**Work instructions:**
Find the lines that contain the word "JSON" and copy each one.

## start Dataset entries

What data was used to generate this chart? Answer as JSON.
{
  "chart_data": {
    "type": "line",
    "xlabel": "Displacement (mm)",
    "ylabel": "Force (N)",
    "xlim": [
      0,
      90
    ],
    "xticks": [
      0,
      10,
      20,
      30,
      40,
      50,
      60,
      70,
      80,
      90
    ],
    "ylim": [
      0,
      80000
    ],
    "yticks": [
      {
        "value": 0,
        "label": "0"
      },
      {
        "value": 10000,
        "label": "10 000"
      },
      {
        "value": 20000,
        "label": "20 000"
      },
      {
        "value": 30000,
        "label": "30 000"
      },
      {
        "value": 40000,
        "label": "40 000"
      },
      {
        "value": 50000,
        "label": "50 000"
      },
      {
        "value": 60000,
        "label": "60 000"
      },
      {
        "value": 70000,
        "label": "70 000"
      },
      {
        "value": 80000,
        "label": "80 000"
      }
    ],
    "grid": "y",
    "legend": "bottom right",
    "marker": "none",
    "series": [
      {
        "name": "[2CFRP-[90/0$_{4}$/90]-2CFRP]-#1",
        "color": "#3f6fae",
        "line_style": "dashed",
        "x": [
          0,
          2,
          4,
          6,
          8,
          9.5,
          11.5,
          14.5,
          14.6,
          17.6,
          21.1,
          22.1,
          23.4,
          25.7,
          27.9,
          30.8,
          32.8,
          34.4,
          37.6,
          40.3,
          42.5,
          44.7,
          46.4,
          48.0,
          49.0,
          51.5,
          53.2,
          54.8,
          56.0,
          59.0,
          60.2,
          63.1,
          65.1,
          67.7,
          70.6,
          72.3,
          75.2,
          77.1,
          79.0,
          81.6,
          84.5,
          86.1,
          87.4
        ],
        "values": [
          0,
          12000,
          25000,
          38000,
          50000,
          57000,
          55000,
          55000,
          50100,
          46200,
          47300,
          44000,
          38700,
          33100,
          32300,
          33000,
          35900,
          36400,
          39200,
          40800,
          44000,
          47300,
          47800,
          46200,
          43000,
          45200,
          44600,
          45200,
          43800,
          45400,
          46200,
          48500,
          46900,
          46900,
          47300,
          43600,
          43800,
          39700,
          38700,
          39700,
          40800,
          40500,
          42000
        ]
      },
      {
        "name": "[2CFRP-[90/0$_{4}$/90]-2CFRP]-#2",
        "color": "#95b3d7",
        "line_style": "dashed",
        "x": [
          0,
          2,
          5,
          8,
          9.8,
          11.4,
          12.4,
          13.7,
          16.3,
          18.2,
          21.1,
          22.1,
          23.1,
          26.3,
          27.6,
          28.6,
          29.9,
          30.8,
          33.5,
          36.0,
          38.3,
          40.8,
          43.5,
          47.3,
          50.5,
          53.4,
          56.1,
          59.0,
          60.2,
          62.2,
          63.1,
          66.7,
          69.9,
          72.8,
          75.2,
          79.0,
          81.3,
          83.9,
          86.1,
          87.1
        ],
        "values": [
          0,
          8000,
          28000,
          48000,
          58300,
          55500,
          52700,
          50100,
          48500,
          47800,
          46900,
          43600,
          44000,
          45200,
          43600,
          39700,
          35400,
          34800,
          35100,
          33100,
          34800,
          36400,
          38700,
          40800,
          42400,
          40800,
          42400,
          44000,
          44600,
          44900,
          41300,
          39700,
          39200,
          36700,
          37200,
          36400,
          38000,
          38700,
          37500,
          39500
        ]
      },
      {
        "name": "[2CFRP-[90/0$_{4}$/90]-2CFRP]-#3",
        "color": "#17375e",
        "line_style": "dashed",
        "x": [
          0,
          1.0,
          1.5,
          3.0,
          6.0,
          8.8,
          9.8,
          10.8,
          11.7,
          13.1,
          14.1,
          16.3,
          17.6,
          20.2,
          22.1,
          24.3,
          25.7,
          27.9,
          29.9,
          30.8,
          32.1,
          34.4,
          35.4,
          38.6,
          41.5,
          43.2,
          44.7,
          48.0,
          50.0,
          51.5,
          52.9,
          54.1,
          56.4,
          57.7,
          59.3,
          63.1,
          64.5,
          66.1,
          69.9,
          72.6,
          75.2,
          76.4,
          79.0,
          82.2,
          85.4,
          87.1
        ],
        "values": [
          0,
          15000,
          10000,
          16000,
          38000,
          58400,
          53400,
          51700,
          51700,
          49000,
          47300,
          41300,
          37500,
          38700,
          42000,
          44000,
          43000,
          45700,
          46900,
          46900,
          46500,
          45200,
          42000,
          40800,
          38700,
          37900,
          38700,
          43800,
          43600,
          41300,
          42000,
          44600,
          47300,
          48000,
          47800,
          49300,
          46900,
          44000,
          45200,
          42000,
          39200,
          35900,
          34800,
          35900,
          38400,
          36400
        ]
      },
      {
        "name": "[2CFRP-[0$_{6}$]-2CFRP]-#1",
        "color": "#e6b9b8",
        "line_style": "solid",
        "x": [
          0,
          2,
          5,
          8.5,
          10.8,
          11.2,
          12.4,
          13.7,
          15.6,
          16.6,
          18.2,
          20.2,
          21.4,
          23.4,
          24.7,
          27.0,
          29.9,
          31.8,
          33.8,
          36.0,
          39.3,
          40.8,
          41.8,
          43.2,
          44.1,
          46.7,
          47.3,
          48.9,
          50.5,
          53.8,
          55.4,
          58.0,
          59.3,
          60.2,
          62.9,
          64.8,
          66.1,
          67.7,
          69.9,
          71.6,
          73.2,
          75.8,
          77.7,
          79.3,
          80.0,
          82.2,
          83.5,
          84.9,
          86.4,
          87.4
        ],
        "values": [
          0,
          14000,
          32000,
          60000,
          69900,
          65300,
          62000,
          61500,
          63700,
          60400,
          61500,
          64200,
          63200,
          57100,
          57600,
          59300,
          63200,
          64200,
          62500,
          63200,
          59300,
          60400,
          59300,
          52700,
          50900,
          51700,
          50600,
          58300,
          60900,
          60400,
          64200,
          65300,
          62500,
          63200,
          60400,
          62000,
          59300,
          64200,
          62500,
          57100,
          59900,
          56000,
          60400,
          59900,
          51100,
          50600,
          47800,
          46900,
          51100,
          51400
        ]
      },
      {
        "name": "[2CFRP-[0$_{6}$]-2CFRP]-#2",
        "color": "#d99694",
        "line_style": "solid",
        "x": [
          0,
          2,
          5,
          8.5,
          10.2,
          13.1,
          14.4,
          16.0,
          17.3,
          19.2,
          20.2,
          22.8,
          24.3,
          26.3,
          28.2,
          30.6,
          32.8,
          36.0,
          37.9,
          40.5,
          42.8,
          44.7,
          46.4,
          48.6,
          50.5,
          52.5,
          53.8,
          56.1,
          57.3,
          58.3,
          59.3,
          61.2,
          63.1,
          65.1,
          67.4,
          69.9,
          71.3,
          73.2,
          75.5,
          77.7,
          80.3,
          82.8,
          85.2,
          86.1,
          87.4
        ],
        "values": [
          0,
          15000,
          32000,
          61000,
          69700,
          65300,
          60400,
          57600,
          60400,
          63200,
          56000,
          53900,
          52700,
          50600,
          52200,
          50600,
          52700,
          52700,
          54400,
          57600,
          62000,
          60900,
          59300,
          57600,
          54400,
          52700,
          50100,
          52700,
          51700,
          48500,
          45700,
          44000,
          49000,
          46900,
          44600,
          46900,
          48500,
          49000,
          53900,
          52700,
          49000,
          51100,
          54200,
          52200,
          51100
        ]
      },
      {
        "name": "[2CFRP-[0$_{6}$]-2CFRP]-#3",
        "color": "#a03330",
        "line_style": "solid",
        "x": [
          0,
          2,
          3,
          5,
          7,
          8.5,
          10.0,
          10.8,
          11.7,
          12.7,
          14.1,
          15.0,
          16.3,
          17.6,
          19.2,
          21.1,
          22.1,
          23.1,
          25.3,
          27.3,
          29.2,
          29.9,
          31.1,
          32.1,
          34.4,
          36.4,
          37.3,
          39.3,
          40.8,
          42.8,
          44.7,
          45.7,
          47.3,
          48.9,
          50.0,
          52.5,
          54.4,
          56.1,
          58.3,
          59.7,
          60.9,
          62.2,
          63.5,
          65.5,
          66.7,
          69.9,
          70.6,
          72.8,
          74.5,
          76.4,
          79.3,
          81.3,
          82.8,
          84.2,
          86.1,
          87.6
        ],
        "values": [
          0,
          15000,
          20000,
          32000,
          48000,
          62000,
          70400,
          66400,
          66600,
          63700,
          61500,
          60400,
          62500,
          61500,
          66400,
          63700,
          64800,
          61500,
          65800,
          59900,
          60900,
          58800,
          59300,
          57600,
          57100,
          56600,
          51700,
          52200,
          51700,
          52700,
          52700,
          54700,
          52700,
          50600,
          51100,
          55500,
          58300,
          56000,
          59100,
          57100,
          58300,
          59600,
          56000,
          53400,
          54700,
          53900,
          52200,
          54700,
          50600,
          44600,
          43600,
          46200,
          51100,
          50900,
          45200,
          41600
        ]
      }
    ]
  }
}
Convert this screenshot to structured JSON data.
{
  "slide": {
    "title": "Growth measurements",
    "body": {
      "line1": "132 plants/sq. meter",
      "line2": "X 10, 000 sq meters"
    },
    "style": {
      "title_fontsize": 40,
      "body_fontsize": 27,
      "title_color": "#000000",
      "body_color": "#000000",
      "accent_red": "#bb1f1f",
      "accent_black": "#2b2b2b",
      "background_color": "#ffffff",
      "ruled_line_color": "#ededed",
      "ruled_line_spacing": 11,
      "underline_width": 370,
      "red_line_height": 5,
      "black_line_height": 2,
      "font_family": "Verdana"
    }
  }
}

## end Dataset entries

**Correct output:**
What data was used to generate this chart? Answer as JSON.
Convert this screenshot to structured JSON data.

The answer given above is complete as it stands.